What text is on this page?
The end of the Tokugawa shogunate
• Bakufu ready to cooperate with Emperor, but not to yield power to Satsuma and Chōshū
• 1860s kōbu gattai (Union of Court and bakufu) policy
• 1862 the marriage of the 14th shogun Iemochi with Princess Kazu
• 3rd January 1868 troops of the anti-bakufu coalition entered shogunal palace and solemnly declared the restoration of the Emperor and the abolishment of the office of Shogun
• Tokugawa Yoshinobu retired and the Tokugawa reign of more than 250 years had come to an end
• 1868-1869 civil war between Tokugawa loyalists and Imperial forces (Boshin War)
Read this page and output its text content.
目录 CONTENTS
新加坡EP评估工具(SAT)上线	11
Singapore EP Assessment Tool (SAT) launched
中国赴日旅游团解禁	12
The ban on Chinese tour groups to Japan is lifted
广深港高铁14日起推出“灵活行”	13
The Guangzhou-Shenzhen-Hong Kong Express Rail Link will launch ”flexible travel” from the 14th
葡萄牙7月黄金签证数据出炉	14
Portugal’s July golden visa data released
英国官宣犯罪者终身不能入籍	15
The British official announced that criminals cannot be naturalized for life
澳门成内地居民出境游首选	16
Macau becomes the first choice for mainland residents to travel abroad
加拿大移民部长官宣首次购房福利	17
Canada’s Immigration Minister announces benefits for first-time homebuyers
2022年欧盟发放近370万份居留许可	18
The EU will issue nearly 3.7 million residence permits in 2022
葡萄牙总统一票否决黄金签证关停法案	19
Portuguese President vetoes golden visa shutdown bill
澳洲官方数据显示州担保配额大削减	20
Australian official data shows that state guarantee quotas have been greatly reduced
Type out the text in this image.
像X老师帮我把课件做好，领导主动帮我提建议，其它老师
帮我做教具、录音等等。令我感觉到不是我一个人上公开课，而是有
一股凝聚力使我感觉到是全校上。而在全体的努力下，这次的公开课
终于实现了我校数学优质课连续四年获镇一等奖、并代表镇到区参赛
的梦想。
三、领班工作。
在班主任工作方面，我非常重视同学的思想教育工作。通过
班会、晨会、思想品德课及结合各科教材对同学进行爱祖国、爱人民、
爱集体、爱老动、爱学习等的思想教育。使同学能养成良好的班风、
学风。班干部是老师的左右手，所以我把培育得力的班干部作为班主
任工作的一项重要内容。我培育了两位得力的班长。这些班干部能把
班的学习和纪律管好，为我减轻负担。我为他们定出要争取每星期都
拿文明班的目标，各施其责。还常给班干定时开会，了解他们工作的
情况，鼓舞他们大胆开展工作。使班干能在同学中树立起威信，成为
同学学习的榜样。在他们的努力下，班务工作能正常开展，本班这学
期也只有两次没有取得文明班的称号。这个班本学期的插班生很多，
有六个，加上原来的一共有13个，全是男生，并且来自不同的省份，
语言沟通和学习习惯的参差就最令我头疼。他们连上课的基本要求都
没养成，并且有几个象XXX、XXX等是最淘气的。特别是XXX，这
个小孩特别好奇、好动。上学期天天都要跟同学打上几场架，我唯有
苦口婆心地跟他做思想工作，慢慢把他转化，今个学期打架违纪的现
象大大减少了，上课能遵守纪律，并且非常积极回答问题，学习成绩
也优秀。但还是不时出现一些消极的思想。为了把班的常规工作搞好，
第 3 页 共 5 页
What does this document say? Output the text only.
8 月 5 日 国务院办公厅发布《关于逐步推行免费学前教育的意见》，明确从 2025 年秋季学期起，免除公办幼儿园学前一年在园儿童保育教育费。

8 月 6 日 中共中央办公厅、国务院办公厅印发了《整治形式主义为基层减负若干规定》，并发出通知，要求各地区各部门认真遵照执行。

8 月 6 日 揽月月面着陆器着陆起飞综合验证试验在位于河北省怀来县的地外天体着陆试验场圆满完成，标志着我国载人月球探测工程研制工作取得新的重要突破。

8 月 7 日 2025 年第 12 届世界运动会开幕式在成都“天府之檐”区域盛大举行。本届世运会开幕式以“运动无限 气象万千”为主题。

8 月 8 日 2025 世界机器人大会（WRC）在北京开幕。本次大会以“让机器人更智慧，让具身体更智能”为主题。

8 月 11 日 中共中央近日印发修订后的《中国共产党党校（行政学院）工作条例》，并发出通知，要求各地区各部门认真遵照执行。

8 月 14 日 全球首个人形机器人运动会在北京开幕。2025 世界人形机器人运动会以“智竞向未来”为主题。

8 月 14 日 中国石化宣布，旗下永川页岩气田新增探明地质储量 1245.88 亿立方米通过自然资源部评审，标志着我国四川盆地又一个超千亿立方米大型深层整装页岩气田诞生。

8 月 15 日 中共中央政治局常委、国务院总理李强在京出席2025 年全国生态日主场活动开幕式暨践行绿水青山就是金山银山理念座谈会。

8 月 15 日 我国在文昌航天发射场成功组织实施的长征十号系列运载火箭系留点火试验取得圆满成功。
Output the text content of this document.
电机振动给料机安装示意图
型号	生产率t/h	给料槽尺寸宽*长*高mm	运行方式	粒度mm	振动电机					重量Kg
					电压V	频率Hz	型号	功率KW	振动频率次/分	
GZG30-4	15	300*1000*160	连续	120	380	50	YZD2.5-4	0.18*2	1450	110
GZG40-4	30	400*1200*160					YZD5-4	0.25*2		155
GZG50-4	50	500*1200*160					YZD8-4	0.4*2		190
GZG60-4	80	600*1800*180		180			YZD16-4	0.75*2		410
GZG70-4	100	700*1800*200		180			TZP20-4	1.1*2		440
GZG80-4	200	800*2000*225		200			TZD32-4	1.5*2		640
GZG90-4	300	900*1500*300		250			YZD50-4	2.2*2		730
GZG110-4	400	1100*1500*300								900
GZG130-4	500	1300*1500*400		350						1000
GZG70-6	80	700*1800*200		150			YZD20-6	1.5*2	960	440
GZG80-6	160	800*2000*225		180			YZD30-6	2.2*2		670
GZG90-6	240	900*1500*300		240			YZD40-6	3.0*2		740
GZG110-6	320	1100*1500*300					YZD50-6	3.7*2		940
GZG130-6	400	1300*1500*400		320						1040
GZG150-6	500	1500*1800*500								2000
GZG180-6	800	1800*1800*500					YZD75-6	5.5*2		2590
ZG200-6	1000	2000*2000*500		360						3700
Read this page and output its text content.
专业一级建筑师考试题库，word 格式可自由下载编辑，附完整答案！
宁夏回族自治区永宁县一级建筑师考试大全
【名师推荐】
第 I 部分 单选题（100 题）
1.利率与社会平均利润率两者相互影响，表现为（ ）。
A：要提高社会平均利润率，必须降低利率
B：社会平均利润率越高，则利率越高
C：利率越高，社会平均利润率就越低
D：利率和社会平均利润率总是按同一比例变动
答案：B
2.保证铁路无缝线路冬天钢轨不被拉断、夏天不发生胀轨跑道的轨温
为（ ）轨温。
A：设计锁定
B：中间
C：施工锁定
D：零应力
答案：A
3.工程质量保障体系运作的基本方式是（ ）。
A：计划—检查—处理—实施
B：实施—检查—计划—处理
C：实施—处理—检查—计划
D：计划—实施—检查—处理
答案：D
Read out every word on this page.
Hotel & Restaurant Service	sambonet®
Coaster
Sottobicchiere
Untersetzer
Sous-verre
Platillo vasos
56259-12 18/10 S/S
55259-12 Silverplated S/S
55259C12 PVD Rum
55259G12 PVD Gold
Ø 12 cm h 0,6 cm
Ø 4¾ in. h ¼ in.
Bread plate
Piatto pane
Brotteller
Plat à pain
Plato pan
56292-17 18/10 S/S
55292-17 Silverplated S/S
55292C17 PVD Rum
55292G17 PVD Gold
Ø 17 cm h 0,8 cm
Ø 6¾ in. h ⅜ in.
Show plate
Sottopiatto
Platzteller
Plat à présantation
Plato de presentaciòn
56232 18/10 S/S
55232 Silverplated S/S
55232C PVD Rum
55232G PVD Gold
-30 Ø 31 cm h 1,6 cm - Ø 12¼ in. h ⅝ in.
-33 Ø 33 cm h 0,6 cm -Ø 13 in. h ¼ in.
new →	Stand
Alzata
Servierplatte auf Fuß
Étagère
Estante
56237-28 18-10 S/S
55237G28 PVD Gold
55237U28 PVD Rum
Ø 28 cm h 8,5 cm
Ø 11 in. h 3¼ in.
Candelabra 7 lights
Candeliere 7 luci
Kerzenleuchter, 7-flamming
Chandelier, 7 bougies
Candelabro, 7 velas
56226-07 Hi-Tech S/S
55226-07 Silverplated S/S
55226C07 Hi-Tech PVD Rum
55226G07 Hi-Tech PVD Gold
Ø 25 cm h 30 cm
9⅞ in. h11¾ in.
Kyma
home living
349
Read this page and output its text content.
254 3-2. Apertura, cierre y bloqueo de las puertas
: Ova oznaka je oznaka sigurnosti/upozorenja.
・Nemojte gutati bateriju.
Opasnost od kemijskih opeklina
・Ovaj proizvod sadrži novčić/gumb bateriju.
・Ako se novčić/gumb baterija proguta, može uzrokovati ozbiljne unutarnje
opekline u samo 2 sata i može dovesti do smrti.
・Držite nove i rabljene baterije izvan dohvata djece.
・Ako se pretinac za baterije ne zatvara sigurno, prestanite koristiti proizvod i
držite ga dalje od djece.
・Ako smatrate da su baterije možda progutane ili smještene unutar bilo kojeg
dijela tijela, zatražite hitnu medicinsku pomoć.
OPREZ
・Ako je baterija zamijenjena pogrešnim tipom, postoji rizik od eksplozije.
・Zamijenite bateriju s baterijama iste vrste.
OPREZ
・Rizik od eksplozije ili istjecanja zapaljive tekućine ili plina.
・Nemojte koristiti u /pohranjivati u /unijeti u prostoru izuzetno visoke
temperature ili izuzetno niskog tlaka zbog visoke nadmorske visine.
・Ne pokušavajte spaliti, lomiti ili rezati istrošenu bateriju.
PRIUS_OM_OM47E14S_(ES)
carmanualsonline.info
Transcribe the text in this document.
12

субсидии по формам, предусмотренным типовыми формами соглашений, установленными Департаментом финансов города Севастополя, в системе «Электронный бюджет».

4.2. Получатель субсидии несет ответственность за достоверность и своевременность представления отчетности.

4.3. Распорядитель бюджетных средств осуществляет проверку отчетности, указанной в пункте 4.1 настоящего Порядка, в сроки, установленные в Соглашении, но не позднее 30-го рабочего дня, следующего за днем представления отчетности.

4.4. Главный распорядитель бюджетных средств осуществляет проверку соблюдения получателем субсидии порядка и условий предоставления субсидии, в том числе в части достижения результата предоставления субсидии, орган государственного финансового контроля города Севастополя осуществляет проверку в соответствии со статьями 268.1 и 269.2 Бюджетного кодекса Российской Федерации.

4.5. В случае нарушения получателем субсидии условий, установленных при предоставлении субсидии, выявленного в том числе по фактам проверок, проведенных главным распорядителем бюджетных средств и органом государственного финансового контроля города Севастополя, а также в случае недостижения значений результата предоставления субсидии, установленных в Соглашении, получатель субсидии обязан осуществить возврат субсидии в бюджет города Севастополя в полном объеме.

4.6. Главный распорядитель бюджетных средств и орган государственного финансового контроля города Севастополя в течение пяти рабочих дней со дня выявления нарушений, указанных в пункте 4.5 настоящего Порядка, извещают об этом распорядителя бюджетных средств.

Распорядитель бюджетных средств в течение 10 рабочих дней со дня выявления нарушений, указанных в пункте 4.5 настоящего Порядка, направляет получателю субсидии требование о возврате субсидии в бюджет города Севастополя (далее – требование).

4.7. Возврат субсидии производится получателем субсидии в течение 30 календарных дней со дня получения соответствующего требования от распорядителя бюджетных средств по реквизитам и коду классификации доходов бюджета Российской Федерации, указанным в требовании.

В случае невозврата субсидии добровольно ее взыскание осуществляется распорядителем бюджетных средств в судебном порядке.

Written task: Report each line in the data that holds the word "Tech".

Task response:
56226-07 Hi-Tech S/S
55226C07 Hi-Tech PVD Rum
55226G07 Hi-Tech PVD Gold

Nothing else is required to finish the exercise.